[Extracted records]
****************

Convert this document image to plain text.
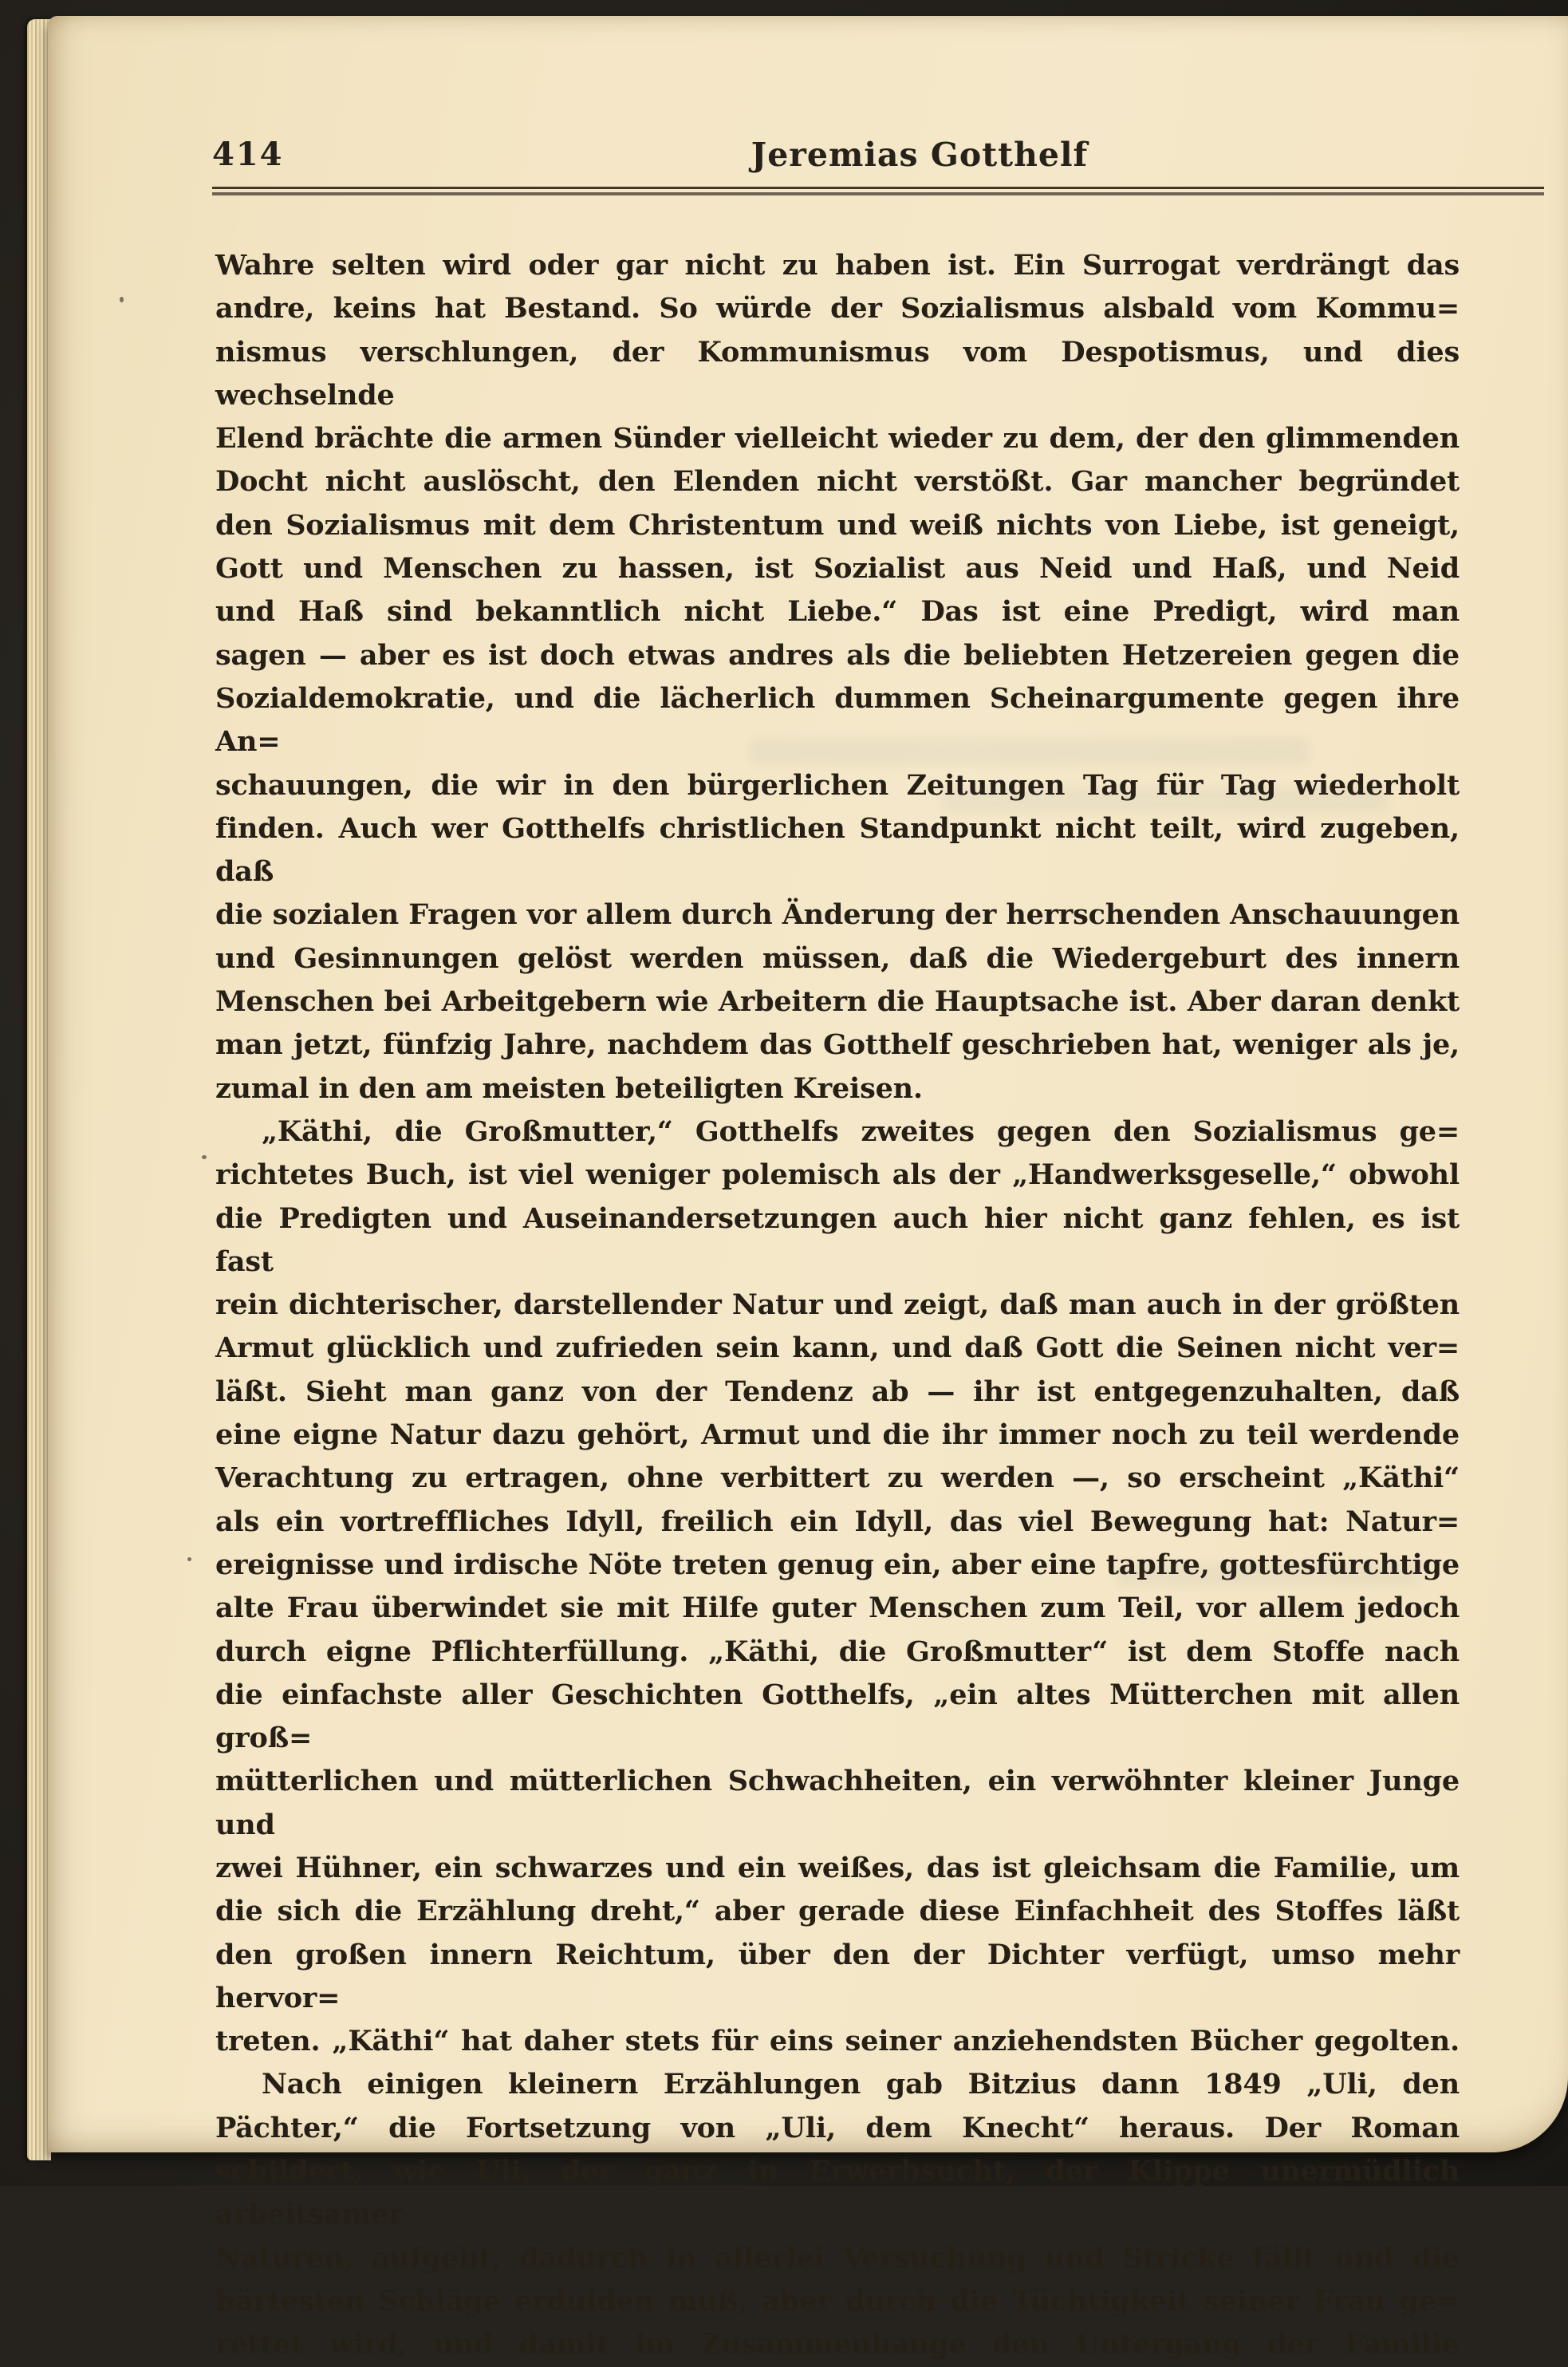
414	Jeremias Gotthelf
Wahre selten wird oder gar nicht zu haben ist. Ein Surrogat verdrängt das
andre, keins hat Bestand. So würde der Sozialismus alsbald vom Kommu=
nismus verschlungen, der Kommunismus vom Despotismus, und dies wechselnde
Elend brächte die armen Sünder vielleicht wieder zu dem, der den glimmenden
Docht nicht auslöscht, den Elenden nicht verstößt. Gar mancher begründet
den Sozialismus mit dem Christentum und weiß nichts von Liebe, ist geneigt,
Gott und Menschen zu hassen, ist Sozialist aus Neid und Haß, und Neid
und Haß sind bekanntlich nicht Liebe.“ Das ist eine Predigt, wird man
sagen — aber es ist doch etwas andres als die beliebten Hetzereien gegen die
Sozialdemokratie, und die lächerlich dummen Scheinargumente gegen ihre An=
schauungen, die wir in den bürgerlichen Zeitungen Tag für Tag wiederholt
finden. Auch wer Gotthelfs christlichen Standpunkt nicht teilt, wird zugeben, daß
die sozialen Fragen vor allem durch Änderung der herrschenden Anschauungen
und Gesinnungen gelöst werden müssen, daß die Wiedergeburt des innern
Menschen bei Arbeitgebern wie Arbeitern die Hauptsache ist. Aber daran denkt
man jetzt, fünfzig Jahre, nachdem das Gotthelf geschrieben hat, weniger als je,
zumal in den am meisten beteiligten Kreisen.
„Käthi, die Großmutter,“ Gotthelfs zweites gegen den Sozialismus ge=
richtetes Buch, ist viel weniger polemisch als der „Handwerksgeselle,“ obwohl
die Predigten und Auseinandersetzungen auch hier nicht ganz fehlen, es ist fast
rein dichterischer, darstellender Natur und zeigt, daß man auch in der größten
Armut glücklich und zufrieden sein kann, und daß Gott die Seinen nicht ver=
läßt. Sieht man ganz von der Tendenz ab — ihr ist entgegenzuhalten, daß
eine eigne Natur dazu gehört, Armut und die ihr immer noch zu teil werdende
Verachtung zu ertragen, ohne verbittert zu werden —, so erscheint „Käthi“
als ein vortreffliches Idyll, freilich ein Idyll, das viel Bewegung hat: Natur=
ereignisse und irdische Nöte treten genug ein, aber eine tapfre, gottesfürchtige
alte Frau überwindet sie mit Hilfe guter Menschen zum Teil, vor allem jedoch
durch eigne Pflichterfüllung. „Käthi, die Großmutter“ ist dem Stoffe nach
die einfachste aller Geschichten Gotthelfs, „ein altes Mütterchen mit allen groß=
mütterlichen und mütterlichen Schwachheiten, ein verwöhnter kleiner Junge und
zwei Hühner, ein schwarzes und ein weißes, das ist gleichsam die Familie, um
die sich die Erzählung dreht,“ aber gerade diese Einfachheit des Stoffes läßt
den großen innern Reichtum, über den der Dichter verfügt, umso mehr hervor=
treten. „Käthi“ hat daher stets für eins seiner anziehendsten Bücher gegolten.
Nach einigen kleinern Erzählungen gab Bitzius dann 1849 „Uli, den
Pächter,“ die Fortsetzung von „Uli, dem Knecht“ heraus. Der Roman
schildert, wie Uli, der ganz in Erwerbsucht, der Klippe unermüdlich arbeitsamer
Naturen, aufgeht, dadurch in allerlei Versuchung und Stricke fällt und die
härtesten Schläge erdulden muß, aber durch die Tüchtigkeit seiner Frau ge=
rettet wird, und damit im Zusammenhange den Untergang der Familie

****************

## WHAT TO PRODUCE
Pictures stay out; repeat all the rest of the records exactly.

## ANSWER
Convert this document image to plain text.
414	Jeremias Gotthelf
Wahre selten wird oder gar nicht zu haben ist. Ein Surrogat verdrängt das
andre, keins hat Bestand. So würde der Sozialismus alsbald vom Kommu=
nismus verschlungen, der Kommunismus vom Despotismus, und dies wechselnde
Elend brächte die armen Sünder vielleicht wieder zu dem, der den glimmenden
Docht nicht auslöscht, den Elenden nicht verstößt. Gar mancher begründet
den Sozialismus mit dem Christentum und weiß nichts von Liebe, ist geneigt,
Gott und Menschen zu hassen, ist Sozialist aus Neid und Haß, und Neid
und Haß sind bekanntlich nicht Liebe.“ Das ist eine Predigt, wird man
sagen — aber es ist doch etwas andres als die beliebten Hetzereien gegen die
Sozialdemokratie, und die lächerlich dummen Scheinargumente gegen ihre An=
schauungen, die wir in den bürgerlichen Zeitungen Tag für Tag wiederholt
finden. Auch wer Gotthelfs christlichen Standpunkt nicht teilt, wird zugeben, daß
die sozialen Fragen vor allem durch Änderung der herrschenden Anschauungen
und Gesinnungen gelöst werden müssen, daß die Wiedergeburt des innern
Menschen bei Arbeitgebern wie Arbeitern die Hauptsache ist. Aber daran denkt
man jetzt, fünfzig Jahre, nachdem das Gotthelf geschrieben hat, weniger als je,
zumal in den am meisten beteiligten Kreisen.
„Käthi, die Großmutter,“ Gotthelfs zweites gegen den Sozialismus ge=
richtetes Buch, ist viel weniger polemisch als der „Handwerksgeselle,“ obwohl
die Predigten und Auseinandersetzungen auch hier nicht ganz fehlen, es ist fast
rein dichterischer, darstellender Natur und zeigt, daß man auch in der größten
Armut glücklich und zufrieden sein kann, und daß Gott die Seinen nicht ver=
läßt. Sieht man ganz von der Tendenz ab — ihr ist entgegenzuhalten, daß
eine eigne Natur dazu gehört, Armut und die ihr immer noch zu teil werdende
Verachtung zu ertragen, ohne verbittert zu werden —, so erscheint „Käthi“
als ein vortreffliches Idyll, freilich ein Idyll, das viel Bewegung hat: Natur=
ereignisse und irdische Nöte treten genug ein, aber eine tapfre, gottesfürchtige
alte Frau überwindet sie mit Hilfe guter Menschen zum Teil, vor allem jedoch
durch eigne Pflichterfüllung. „Käthi, die Großmutter“ ist dem Stoffe nach
die einfachste aller Geschichten Gotthelfs, „ein altes Mütterchen mit allen groß=
mütterlichen und mütterlichen Schwachheiten, ein verwöhnter kleiner Junge und
zwei Hühner, ein schwarzes und ein weißes, das ist gleichsam die Familie, um
die sich die Erzählung dreht,“ aber gerade diese Einfachheit des Stoffes läßt
den großen innern Reichtum, über den der Dichter verfügt, umso mehr hervor=
treten. „Käthi“ hat daher stets für eins seiner anziehendsten Bücher gegolten.
Nach einigen kleinern Erzählungen gab Bitzius dann 1849 „Uli, den
Pächter,“ die Fortsetzung von „Uli, dem Knecht“ heraus. Der Roman
schildert, wie Uli, der ganz in Erwerbsucht, der Klippe unermüdlich arbeitsamer
Naturen, aufgeht, dadurch in allerlei Versuchung und Stricke fällt und die
härtesten Schläge erdulden muß, aber durch die Tüchtigkeit seiner Frau ge=
rettet wird, und damit im Zusammenhange den Untergang der Familie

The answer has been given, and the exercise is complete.